* START *
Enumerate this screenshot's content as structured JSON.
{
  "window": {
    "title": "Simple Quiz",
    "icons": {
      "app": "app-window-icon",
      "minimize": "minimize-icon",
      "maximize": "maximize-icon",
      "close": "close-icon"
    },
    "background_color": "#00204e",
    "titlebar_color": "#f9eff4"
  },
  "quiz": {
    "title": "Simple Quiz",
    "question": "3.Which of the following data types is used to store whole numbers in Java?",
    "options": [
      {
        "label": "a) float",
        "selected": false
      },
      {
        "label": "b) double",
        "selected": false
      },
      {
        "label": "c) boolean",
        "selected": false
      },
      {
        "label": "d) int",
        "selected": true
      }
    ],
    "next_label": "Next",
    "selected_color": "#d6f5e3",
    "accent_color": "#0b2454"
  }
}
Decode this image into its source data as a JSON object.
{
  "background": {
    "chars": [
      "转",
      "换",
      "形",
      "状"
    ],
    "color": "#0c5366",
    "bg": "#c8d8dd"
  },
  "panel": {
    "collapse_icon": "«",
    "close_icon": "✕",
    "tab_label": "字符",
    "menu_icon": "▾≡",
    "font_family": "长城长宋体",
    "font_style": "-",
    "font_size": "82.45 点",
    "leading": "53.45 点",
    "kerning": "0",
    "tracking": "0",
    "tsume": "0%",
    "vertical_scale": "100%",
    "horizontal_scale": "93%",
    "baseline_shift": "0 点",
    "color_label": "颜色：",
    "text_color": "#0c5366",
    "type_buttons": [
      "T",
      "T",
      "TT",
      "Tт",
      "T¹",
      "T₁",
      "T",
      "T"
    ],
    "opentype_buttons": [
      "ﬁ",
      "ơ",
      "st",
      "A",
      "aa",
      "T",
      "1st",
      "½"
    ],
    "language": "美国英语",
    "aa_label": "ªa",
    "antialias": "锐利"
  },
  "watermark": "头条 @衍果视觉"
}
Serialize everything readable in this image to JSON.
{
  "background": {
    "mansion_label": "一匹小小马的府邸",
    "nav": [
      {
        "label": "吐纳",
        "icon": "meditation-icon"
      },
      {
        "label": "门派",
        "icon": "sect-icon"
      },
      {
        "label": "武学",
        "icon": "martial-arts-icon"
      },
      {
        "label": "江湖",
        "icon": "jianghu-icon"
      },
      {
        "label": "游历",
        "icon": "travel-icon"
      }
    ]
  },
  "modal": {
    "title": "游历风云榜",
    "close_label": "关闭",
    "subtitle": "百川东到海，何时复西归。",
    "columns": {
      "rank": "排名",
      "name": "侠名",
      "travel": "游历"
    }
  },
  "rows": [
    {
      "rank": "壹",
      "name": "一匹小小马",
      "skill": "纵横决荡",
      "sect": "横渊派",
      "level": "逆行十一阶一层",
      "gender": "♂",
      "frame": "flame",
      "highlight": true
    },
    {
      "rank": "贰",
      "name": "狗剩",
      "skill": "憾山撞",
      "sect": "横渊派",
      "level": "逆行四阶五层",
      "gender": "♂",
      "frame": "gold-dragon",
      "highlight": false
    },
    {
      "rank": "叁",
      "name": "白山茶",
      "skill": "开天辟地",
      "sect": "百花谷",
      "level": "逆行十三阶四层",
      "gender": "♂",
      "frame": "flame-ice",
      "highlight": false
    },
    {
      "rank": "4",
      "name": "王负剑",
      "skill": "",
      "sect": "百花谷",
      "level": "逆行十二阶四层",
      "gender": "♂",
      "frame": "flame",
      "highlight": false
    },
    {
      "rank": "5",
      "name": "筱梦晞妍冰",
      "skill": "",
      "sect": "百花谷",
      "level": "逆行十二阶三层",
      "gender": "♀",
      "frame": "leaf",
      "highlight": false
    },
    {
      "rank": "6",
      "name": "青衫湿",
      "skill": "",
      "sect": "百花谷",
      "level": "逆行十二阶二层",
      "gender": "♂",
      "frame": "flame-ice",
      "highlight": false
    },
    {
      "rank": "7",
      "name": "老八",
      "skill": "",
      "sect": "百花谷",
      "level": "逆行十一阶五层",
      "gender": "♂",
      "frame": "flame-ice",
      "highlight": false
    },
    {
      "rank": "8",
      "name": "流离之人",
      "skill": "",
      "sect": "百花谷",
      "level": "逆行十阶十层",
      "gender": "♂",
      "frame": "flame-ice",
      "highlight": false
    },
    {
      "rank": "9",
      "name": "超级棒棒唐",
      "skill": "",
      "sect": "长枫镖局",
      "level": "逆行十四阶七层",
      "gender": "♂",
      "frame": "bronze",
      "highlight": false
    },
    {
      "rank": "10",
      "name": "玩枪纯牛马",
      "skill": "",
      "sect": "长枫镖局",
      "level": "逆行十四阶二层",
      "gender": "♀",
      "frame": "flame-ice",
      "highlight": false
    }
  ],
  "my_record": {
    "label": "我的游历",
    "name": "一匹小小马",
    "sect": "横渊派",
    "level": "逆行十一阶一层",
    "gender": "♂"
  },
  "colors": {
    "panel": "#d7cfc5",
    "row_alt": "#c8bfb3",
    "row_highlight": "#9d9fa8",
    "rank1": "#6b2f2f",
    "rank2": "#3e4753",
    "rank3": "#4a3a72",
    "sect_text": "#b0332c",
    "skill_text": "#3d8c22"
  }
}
* END *
*What this task involves*:
Reproduce every line of the listing above in which the string "data" appears.

*Worked solution*:
    "question": "3.Which of the following data types is used to store whole numbers in Java?",
Decode this image into its source data as a JSON object.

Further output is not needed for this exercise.